• **Exercise task**:
Convert the data into a numbered list, beginning with its first line and stopping after the line that contains "- level-box: [876, 71, 931, 86]". Leave out any blank lines.

[Element and region listings]

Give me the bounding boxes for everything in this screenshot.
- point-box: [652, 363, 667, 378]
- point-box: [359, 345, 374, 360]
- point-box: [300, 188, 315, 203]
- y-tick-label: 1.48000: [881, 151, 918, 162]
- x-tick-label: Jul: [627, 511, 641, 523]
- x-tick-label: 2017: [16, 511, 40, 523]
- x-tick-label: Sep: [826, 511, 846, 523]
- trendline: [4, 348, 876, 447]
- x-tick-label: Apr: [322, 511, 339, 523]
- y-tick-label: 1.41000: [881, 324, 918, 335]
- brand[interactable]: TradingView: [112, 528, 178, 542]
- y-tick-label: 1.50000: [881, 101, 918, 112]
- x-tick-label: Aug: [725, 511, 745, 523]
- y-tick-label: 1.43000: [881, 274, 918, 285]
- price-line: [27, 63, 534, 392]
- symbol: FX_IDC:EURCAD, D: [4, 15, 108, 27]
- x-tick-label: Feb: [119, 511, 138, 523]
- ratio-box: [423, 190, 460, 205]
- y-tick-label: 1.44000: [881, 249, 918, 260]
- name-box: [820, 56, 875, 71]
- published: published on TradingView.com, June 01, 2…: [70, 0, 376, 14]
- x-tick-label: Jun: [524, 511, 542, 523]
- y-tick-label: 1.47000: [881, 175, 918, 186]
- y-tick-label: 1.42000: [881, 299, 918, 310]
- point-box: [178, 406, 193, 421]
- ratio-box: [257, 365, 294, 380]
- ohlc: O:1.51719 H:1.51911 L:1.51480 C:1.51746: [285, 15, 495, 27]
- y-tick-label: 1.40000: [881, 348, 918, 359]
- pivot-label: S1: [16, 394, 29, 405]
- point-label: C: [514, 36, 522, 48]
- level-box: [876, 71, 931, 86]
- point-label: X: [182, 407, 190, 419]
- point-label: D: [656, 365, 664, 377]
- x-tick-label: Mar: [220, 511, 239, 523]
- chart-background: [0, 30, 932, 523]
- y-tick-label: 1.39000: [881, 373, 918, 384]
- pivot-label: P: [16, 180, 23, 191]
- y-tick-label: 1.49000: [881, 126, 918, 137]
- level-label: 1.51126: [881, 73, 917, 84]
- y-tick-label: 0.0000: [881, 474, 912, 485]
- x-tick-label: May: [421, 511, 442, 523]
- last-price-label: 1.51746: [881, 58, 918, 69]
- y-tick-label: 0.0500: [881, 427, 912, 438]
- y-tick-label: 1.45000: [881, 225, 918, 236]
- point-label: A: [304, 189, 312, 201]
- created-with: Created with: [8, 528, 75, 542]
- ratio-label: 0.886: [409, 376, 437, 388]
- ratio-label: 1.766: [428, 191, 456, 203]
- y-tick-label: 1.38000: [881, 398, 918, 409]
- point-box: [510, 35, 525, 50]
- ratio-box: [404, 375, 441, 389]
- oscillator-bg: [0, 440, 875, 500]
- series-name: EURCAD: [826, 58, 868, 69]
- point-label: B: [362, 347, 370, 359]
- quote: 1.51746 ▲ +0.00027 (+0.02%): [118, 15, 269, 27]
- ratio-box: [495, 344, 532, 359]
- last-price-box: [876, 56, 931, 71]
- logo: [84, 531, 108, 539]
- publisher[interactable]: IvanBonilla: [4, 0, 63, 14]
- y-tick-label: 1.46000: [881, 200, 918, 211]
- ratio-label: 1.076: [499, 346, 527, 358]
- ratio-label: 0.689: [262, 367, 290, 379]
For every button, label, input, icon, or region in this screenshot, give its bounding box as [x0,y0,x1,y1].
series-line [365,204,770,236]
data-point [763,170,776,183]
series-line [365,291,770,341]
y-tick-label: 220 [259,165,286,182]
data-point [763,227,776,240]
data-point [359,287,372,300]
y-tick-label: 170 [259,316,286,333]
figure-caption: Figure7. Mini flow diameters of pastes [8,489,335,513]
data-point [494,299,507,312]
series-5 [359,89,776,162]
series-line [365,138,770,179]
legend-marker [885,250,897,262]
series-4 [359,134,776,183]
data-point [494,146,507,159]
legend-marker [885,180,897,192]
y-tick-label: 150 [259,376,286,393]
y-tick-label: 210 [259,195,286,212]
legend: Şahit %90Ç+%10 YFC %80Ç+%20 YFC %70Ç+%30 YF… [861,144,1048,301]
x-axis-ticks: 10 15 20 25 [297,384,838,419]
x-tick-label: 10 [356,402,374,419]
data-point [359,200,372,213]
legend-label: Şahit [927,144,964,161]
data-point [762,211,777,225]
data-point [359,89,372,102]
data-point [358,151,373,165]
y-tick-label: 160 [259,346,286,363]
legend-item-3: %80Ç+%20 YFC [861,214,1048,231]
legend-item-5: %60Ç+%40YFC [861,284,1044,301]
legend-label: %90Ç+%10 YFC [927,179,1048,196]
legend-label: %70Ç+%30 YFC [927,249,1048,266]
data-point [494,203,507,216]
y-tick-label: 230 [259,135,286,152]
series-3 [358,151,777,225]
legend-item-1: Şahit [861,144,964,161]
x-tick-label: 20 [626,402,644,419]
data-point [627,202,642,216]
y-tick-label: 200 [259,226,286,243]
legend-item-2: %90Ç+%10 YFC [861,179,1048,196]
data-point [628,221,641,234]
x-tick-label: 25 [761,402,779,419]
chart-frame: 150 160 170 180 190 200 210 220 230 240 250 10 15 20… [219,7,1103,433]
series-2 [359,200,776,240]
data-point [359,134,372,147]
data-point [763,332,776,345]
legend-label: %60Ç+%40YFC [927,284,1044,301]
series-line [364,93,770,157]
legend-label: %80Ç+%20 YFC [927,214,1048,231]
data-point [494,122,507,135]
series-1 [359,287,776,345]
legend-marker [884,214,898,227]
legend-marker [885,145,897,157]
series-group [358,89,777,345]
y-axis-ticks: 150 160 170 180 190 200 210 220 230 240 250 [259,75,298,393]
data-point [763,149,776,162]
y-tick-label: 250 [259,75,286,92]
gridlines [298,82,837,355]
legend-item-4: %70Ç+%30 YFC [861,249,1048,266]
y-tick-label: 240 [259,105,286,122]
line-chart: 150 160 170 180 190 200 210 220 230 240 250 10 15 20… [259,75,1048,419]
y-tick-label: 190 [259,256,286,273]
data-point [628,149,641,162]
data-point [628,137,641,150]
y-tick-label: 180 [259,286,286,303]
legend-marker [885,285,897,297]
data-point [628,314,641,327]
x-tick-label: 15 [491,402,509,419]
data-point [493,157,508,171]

• **Answer to this task**:
1. Give me the bounding boxes for everything in this screenshot.
2. - point-box: [652, 363, 667, 378]
3. - point-box: [359, 345, 374, 360]
4. - point-box: [300, 188, 315, 203]
5. - y-tick-label: 1.48000: [881, 151, 918, 162]
6. - x-tick-label: Jul: [627, 511, 641, 523]
7. - x-tick-label: 2017: [16, 511, 40, 523]
8. - x-tick-label: Sep: [826, 511, 846, 523]
9. - trendline: [4, 348, 876, 447]
10. - x-tick-label: Apr: [322, 511, 339, 523]
11. - y-tick-label: 1.41000: [881, 324, 918, 335]
12. - brand[interactable]: TradingView: [112, 528, 178, 542]
13. - y-tick-label: 1.50000: [881, 101, 918, 112]
14. - x-tick-label: Aug: [725, 511, 745, 523]
15. - y-tick-label: 1.43000: [881, 274, 918, 285]
16. - price-line: [27, 63, 534, 392]
17. - symbol: FX_IDC:EURCAD, D: [4, 15, 108, 27]
18. - x-tick-label: Feb: [119, 511, 138, 523]
19. - ratio-box: [423, 190, 460, 205]
20. - y-tick-label: 1.44000: [881, 249, 918, 260]
21. - name-box: [820, 56, 875, 71]
22. - published: published on TradingView.com, June 01, 2…: [70, 0, 376, 14]
23. - x-tick-label: Jun: [524, 511, 542, 523]
24. - y-tick-label: 1.47000: [881, 175, 918, 186]
25. - y-tick-label: 1.42000: [881, 299, 918, 310]
26. - point-box: [178, 406, 193, 421]
27. - ratio-box: [257, 365, 294, 380]
28. - ohlc: O:1.51719 H:1.51911 L:1.51480 C:1.51746: [285, 15, 495, 27]
29. - y-tick-label: 1.40000: [881, 348, 918, 359]
30. - pivot-label: S1: [16, 394, 29, 405]
31. - point-label: C: [514, 36, 522, 48]
32. - level-box: [876, 71, 931, 86]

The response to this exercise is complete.